(Collection entries)
....................
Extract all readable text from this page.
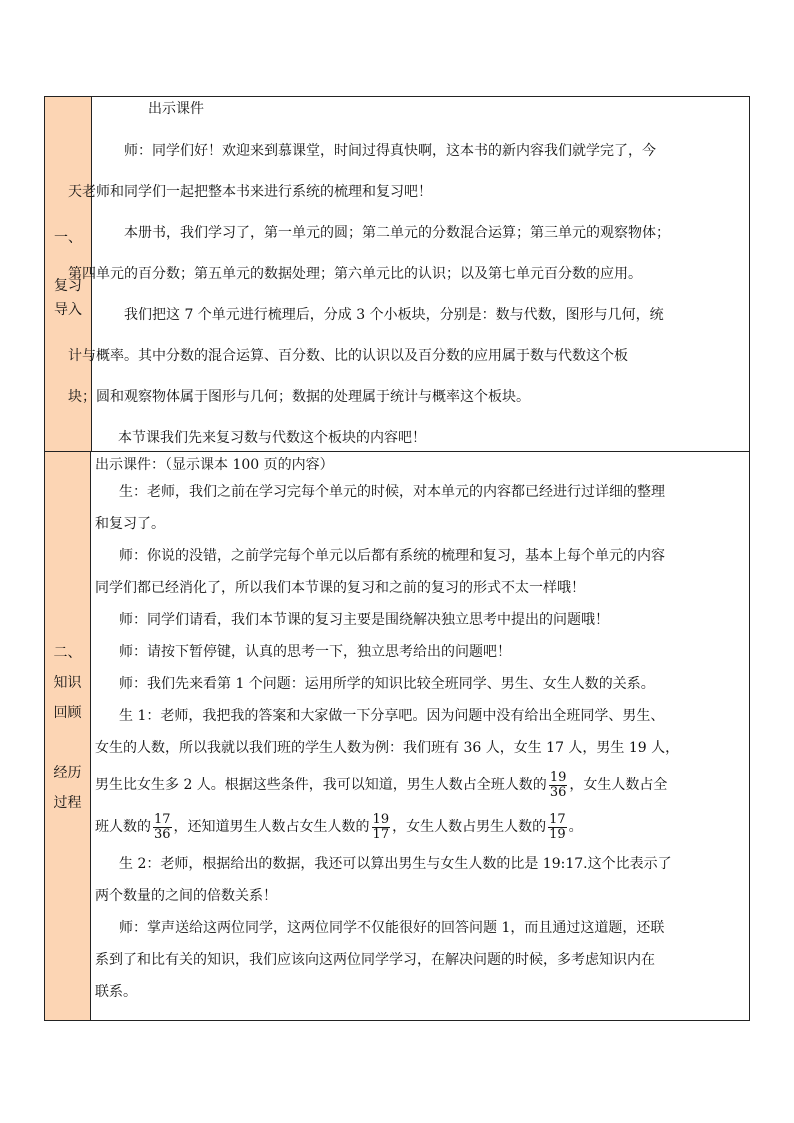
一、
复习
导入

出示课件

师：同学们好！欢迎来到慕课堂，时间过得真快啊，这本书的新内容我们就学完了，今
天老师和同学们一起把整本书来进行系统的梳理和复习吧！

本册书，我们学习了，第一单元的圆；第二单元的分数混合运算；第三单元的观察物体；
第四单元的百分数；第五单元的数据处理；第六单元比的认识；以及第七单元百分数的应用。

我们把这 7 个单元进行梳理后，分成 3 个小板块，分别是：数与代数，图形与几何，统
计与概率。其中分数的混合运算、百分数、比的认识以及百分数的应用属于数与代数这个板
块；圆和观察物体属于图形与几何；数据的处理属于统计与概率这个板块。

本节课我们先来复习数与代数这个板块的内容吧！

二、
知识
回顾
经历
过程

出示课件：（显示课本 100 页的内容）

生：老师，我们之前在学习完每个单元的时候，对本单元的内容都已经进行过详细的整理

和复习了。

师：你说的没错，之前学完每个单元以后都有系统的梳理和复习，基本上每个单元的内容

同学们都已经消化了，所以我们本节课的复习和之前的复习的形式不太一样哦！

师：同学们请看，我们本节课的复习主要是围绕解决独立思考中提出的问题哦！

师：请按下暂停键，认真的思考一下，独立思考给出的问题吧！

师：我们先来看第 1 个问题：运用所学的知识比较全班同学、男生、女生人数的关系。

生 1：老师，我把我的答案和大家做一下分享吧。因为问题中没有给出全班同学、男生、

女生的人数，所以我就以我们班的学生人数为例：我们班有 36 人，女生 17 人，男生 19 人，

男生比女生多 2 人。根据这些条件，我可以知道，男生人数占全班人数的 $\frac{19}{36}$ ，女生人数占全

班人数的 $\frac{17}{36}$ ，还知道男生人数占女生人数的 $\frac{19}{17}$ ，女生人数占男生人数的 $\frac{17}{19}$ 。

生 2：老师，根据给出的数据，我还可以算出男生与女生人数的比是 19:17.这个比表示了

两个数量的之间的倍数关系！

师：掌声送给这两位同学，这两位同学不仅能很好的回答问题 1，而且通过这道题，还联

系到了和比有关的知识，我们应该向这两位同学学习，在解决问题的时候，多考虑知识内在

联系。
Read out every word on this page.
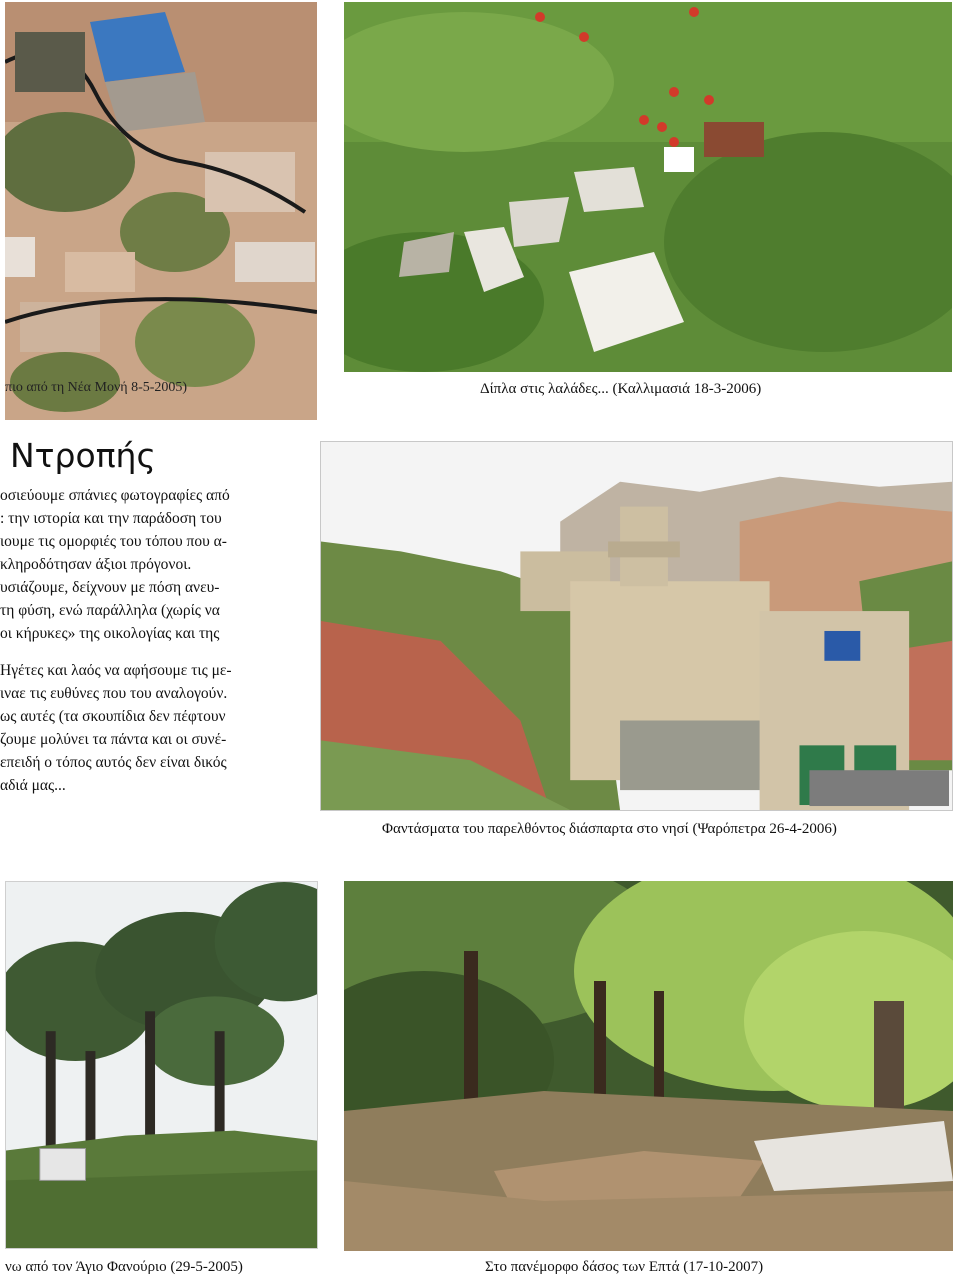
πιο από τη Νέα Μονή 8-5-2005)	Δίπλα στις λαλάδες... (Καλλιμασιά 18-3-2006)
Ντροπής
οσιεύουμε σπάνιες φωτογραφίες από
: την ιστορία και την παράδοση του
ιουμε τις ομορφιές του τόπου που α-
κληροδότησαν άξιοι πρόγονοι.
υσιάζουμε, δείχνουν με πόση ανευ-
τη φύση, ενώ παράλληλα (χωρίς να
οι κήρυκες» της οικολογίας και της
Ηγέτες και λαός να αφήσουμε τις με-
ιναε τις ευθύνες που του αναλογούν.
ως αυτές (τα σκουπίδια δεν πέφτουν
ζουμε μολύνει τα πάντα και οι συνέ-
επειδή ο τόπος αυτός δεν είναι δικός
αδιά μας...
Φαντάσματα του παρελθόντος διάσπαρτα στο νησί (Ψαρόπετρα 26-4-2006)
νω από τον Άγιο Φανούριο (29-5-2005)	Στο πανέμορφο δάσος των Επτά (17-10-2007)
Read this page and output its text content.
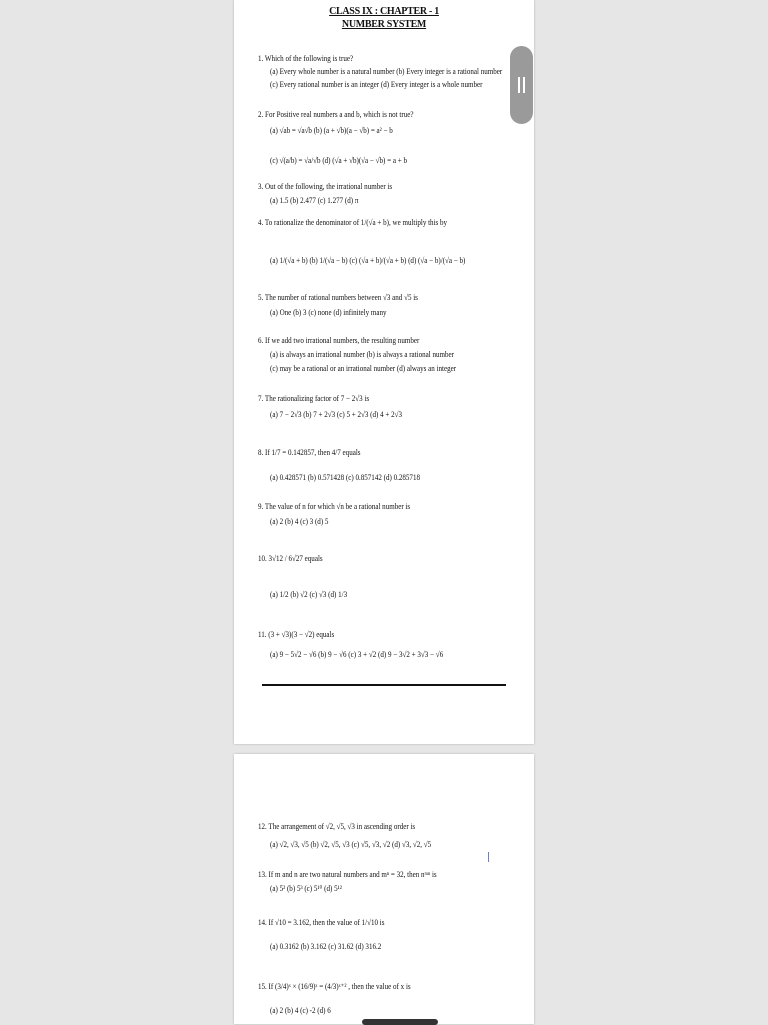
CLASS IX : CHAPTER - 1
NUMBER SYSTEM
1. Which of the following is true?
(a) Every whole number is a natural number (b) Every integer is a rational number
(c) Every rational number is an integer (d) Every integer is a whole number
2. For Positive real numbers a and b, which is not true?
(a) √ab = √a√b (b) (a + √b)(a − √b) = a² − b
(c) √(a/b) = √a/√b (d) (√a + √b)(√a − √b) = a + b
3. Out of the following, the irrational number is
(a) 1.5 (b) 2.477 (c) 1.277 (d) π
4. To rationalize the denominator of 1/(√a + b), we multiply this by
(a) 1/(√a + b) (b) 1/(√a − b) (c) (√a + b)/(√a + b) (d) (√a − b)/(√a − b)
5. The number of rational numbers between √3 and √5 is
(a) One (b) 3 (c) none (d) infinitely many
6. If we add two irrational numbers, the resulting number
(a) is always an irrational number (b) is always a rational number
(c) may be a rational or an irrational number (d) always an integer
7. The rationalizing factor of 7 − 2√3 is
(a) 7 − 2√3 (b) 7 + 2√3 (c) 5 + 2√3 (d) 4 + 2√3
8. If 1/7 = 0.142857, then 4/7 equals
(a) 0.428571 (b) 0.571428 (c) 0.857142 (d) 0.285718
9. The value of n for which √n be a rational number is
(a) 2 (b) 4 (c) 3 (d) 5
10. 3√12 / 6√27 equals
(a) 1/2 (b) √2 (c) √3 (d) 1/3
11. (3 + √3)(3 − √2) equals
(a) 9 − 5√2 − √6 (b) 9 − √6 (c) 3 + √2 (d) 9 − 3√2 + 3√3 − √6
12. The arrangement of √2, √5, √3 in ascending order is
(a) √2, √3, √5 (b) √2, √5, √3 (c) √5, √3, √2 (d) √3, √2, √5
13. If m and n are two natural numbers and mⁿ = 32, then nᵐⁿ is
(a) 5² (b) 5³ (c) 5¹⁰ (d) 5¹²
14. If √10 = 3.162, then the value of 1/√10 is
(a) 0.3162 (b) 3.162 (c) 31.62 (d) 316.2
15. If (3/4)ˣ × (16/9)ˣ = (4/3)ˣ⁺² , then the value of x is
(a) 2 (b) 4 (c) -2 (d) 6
....................
Filter the entries above down to the lines containing the word "natural".

(a) Every whole number is a natural number (b) Every integer is a rational number
13. If m and n are two natural numbers and mⁿ = 32, then nᵐⁿ is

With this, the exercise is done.